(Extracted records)
____________________

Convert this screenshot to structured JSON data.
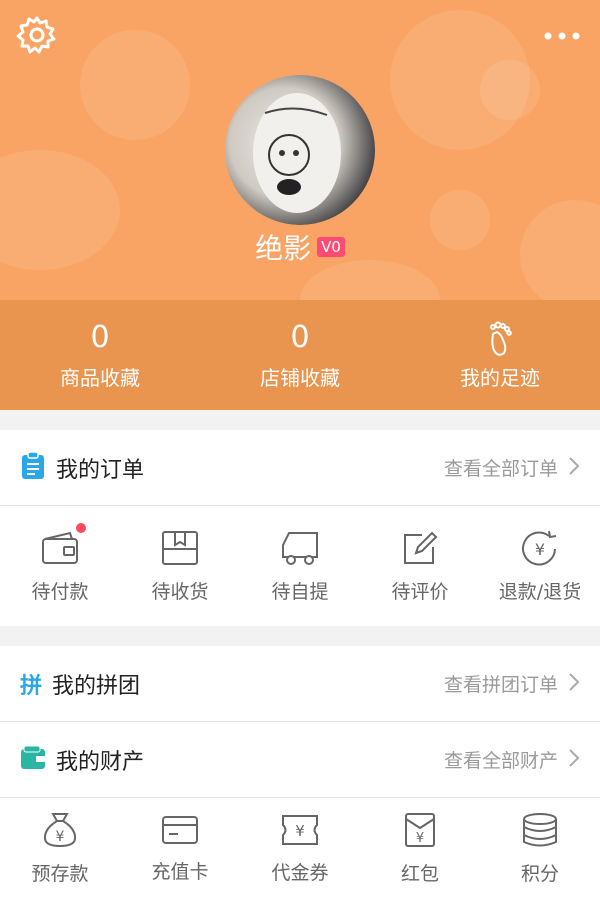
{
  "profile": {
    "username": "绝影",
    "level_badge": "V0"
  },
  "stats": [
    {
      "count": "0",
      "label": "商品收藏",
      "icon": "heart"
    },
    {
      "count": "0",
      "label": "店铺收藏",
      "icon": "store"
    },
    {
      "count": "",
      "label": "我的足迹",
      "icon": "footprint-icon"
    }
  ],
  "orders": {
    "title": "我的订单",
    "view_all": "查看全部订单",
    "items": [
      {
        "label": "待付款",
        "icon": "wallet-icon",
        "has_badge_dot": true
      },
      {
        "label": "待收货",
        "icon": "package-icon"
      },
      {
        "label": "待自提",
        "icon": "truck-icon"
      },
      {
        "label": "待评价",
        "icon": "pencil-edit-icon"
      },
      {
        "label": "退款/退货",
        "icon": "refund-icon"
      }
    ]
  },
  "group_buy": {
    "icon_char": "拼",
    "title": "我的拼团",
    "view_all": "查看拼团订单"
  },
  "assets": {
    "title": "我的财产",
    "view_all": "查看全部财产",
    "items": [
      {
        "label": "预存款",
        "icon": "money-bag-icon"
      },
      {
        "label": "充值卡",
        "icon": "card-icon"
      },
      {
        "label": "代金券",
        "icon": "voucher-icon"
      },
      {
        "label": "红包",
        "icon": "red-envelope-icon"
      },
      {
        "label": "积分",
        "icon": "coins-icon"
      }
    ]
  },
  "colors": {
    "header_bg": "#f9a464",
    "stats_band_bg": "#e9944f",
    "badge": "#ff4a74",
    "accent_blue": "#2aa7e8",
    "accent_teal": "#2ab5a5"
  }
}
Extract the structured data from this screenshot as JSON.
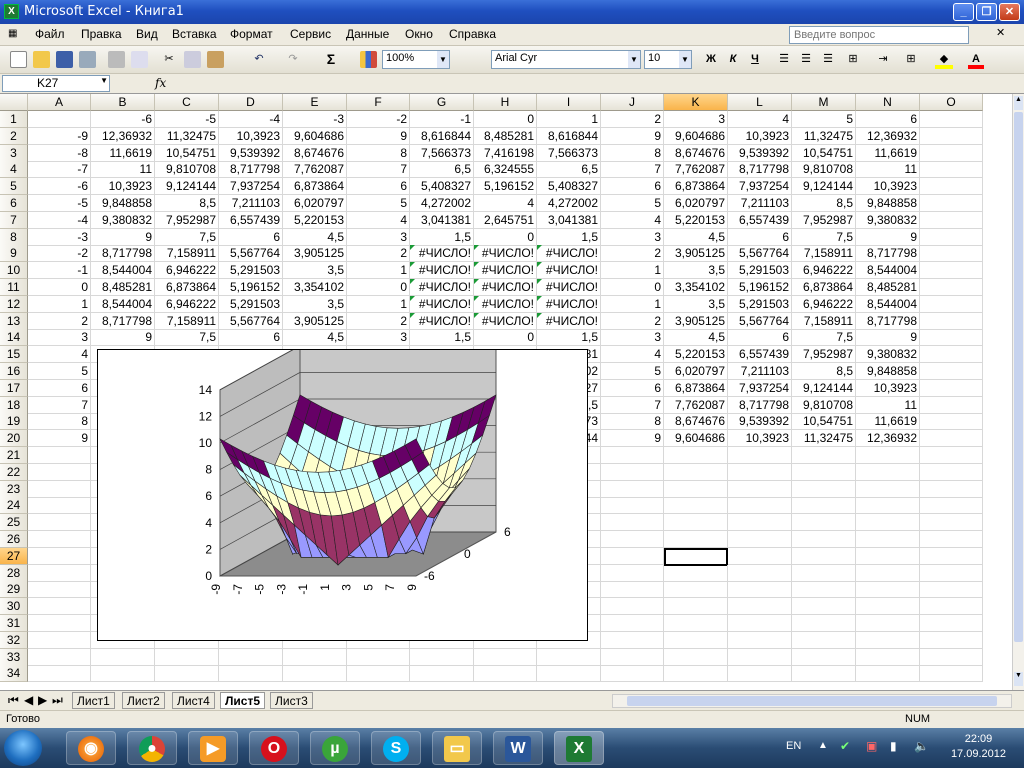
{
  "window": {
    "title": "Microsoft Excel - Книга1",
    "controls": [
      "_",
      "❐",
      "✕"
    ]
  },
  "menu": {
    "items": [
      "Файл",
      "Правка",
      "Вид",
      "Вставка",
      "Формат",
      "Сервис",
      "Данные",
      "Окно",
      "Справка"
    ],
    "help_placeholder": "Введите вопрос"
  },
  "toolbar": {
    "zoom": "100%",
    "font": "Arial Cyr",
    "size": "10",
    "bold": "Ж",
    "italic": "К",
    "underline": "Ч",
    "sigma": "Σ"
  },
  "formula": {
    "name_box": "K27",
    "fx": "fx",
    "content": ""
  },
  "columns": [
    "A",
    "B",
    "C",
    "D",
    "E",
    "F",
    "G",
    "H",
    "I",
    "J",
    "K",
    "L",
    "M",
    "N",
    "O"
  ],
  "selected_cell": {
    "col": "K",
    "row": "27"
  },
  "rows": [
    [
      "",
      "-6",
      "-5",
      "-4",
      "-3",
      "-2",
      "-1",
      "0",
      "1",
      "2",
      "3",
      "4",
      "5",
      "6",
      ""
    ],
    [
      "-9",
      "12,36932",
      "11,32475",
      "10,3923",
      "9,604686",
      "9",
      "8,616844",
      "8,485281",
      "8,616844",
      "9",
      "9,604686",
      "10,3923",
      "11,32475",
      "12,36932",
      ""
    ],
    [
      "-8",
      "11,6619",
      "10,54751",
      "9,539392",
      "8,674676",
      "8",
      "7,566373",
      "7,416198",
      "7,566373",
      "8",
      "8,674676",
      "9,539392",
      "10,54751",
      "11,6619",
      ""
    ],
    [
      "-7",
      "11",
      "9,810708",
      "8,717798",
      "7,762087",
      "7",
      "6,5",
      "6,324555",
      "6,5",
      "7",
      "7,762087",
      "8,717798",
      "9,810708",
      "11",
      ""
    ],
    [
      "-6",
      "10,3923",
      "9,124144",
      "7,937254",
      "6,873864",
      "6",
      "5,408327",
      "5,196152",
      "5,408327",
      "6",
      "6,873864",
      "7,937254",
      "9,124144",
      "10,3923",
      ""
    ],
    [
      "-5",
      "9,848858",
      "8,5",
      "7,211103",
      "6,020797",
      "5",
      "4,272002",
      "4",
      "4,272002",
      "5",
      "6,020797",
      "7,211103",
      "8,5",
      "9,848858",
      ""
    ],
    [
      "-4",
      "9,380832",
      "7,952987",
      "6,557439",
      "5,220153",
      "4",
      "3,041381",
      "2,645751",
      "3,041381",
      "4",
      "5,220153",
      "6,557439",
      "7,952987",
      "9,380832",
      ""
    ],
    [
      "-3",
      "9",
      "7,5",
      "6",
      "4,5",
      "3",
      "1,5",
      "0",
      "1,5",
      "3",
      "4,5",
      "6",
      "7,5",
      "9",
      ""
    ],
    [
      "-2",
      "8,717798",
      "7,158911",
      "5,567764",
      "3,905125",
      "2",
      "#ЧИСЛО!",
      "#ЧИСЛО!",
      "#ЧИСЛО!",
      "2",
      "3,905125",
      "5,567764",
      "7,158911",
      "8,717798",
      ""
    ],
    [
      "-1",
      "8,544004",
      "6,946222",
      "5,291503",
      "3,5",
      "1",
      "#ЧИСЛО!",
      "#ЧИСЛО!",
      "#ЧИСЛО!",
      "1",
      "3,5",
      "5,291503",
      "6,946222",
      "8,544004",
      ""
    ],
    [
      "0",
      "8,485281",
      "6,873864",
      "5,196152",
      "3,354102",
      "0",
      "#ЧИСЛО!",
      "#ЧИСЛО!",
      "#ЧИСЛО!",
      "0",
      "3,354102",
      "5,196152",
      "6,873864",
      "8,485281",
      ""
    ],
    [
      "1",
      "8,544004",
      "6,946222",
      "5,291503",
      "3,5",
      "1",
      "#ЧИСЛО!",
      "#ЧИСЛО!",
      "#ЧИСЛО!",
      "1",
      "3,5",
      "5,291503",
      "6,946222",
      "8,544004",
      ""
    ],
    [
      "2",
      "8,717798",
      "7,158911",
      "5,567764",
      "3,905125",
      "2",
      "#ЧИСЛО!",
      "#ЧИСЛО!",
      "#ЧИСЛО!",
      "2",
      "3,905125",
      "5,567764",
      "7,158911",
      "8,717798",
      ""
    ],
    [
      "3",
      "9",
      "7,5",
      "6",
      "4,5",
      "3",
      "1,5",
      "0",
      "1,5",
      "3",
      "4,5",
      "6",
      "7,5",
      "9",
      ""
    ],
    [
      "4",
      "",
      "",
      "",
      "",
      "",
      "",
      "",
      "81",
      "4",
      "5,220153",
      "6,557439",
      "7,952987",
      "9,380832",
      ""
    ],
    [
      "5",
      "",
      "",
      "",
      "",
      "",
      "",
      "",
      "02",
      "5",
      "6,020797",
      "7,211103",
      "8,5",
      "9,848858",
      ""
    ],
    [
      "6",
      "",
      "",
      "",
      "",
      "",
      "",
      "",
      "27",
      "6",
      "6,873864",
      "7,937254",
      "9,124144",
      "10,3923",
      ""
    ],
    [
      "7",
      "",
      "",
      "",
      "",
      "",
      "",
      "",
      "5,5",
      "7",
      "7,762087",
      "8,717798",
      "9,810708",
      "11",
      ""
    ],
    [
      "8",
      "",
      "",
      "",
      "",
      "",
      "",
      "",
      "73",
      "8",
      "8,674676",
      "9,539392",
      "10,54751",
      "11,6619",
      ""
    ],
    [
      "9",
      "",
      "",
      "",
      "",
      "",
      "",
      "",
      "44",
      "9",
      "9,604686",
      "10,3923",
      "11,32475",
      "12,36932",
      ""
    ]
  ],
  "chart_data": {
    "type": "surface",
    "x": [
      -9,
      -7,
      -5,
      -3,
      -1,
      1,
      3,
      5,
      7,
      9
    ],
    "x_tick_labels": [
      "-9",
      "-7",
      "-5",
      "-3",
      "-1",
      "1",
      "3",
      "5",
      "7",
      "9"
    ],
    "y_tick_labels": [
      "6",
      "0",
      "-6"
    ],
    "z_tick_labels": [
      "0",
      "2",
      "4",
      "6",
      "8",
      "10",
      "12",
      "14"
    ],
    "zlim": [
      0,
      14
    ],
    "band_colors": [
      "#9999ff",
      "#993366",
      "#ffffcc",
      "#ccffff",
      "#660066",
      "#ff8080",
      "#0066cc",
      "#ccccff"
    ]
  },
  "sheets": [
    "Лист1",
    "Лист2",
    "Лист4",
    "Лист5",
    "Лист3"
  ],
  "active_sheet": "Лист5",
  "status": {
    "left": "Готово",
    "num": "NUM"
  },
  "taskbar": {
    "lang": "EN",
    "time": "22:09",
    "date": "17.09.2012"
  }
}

____________________

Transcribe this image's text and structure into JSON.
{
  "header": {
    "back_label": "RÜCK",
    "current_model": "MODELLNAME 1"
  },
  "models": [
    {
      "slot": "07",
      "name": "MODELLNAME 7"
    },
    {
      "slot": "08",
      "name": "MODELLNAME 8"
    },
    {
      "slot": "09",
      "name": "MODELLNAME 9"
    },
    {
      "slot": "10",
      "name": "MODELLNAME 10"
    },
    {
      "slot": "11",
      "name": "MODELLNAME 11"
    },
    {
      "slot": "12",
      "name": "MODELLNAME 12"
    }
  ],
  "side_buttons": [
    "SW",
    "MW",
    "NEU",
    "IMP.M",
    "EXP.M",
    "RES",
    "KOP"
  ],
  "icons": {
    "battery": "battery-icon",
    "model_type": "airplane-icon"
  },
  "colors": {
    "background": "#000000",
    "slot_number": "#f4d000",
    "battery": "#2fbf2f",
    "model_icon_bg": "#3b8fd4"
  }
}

____________________

Set problem: All lines holding the word "battery" should be picked out and copied.

Expected output:
    "battery": "battery-icon",
    "battery": "#2fbf2f",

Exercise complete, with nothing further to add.